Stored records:
----------------
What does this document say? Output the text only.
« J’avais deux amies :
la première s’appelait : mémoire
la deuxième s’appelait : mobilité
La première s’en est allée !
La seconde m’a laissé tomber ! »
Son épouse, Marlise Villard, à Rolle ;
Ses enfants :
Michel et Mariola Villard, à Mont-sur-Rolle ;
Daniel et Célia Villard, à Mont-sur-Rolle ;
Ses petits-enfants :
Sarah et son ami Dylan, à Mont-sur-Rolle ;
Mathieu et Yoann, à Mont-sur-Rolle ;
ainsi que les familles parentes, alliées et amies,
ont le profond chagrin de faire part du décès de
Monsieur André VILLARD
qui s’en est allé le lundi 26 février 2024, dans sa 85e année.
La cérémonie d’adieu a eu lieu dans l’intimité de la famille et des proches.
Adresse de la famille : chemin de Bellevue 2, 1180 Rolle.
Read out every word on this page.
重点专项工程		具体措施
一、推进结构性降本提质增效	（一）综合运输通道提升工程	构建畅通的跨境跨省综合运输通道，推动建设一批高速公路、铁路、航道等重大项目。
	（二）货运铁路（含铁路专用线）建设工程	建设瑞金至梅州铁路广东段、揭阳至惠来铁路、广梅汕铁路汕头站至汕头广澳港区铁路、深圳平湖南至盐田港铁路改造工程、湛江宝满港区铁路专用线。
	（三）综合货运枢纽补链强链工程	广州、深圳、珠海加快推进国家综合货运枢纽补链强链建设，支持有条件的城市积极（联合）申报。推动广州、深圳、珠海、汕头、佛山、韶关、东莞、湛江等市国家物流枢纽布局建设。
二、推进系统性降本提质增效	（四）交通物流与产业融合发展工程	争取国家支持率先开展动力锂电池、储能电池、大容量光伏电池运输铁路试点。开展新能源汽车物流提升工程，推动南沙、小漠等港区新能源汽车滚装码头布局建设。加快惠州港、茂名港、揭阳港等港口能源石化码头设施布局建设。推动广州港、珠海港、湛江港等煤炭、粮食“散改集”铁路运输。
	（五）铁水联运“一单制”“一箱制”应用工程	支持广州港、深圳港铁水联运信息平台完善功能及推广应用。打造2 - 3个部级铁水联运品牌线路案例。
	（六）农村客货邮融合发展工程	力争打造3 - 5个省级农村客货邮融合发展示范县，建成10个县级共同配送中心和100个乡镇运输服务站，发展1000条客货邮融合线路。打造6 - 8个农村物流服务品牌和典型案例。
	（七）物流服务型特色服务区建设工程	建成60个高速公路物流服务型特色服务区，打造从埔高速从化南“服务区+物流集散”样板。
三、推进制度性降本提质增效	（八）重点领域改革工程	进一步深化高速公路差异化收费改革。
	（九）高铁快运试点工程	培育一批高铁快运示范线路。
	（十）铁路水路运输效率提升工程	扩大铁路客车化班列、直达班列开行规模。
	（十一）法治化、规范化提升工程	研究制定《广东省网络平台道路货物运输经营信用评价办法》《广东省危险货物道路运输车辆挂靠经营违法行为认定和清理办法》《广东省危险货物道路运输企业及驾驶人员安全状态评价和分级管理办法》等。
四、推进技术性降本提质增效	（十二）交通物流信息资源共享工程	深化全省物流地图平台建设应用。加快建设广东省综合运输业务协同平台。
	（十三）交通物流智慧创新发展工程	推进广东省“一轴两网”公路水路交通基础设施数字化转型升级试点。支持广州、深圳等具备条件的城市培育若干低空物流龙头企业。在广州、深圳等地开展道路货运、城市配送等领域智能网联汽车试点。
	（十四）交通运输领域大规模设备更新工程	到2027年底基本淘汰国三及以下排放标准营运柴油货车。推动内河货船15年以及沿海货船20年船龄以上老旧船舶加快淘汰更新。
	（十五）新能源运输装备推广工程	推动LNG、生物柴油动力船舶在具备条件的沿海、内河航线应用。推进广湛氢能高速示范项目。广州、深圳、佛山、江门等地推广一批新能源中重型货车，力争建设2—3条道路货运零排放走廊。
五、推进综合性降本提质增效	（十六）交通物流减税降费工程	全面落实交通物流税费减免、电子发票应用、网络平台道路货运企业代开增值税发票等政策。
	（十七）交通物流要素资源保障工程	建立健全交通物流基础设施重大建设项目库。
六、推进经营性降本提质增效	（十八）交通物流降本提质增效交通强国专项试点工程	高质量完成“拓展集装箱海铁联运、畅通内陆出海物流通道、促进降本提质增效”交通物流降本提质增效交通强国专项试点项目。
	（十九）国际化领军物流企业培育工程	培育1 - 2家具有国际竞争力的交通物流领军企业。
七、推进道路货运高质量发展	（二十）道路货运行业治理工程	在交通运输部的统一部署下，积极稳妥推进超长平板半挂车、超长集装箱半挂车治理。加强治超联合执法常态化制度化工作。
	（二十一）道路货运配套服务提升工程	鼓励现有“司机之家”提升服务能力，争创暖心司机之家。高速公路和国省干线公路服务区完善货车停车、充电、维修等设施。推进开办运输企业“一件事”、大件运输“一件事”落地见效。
----------------
▸ What to work on:
Quote all of the entries exactly as they appear.

▸ Response to this task:
What does this document say? Output the text only.
« J’avais deux amies :
la première s’appelait : mémoire
la deuxième s’appelait : mobilité
La première s’en est allée !
La seconde m’a laissé tomber ! »
Son épouse, Marlise Villard, à Rolle ;
Ses enfants :
Michel et Mariola Villard, à Mont-sur-Rolle ;
Daniel et Célia Villard, à Mont-sur-Rolle ;
Ses petits-enfants :
Sarah et son ami Dylan, à Mont-sur-Rolle ;
Mathieu et Yoann, à Mont-sur-Rolle ;
ainsi que les familles parentes, alliées et amies,
ont le profond chagrin de faire part du décès de
Monsieur André VILLARD
qui s’en est allé le lundi 26 février 2024, dans sa 85e année.
La cérémonie d’adieu a eu lieu dans l’intimité de la famille et des proches.
Adresse de la famille : chemin de Bellevue 2, 1180 Rolle.
Read out every word on this page.
重点专项工程		具体措施
一、推进结构性降本提质增效	（一）综合运输通道提升工程	构建畅通的跨境跨省综合运输通道，推动建设一批高速公路、铁路、航道等重大项目。
	（二）货运铁路（含铁路专用线）建设工程	建设瑞金至梅州铁路广东段、揭阳至惠来铁路、广梅汕铁路汕头站至汕头广澳港区铁路、深圳平湖南至盐田港铁路改造工程、湛江宝满港区铁路专用线。
	（三）综合货运枢纽补链强链工程	广州、深圳、珠海加快推进国家综合货运枢纽补链强链建设，支持有条件的城市积极（联合）申报。推动广州、深圳、珠海、汕头、佛山、韶关、东莞、湛江等市国家物流枢纽布局建设。
二、推进系统性降本提质增效	（四）交通物流与产业融合发展工程	争取国家支持率先开展动力锂电池、储能电池、大容量光伏电池运输铁路试点。开展新能源汽车物流提升工程，推动南沙、小漠等港区新能源汽车滚装码头布局建设。加快惠州港、茂名港、揭阳港等港口能源石化码头设施布局建设。推动广州港、珠海港、湛江港等煤炭、粮食“散改集”铁路运输。
	（五）铁水联运“一单制”“一箱制”应用工程	支持广州港、深圳港铁水联运信息平台完善功能及推广应用。打造2 - 3个部级铁水联运品牌线路案例。
	（六）农村客货邮融合发展工程	力争打造3 - 5个省级农村客货邮融合发展示范县，建成10个县级共同配送中心和100个乡镇运输服务站，发展1000条客货邮融合线路。打造6 - 8个农村物流服务品牌和典型案例。
	（七）物流服务型特色服务区建设工程	建成60个高速公路物流服务型特色服务区，打造从埔高速从化南“服务区+物流集散”样板。
三、推进制度性降本提质增效	（八）重点领域改革工程	进一步深化高速公路差异化收费改革。
	（九）高铁快运试点工程	培育一批高铁快运示范线路。
	（十）铁路水路运输效率提升工程	扩大铁路客车化班列、直达班列开行规模。
	（十一）法治化、规范化提升工程	研究制定《广东省网络平台道路货物运输经营信用评价办法》《广东省危险货物道路运输车辆挂靠经营违法行为认定和清理办法》《广东省危险货物道路运输企业及驾驶人员安全状态评价和分级管理办法》等。
四、推进技术性降本提质增效	（十二）交通物流信息资源共享工程	深化全省物流地图平台建设应用。加快建设广东省综合运输业务协同平台。
	（十三）交通物流智慧创新发展工程	推进广东省“一轴两网”公路水路交通基础设施数字化转型升级试点。支持广州、深圳等具备条件的城市培育若干低空物流龙头企业。在广州、深圳等地开展道路货运、城市配送等领域智能网联汽车试点。
	（十四）交通运输领域大规模设备更新工程	到2027年底基本淘汰国三及以下排放标准营运柴油货车。推动内河货船15年以及沿海货船20年船龄以上老旧船舶加快淘汰更新。
	（十五）新能源运输装备推广工程	推动LNG、生物柴油动力船舶在具备条件的沿海、内河航线应用。推进广湛氢能高速示范项目。广州、深圳、佛山、江门等地推广一批新能源中重型货车，力争建设2—3条道路货运零排放走廊。
五、推进综合性降本提质增效	（十六）交通物流减税降费工程	全面落实交通物流税费减免、电子发票应用、网络平台道路货运企业代开增值税发票等政策。
	（十七）交通物流要素资源保障工程	建立健全交通物流基础设施重大建设项目库。
六、推进经营性降本提质增效	（十八）交通物流降本提质增效交通强国专项试点工程	高质量完成“拓展集装箱海铁联运、畅通内陆出海物流通道、促进降本提质增效”交通物流降本提质增效交通强国专项试点项目。
	（十九）国际化领军物流企业培育工程	培育1 - 2家具有国际竞争力的交通物流领军企业。
七、推进道路货运高质量发展	（二十）道路货运行业治理工程	在交通运输部的统一部署下，积极稳妥推进超长平板半挂车、超长集装箱半挂车治理。加强治超联合执法常态化制度化工作。
	（二十一）道路货运配套服务提升工程	鼓励现有“司机之家”提升服务能力，争创暖心司机之家。高速公路和国省干线公路服务区完善货车停车、充电、维修等设施。推进开办运输企业“一件事”、大件运输“一件事”落地见效。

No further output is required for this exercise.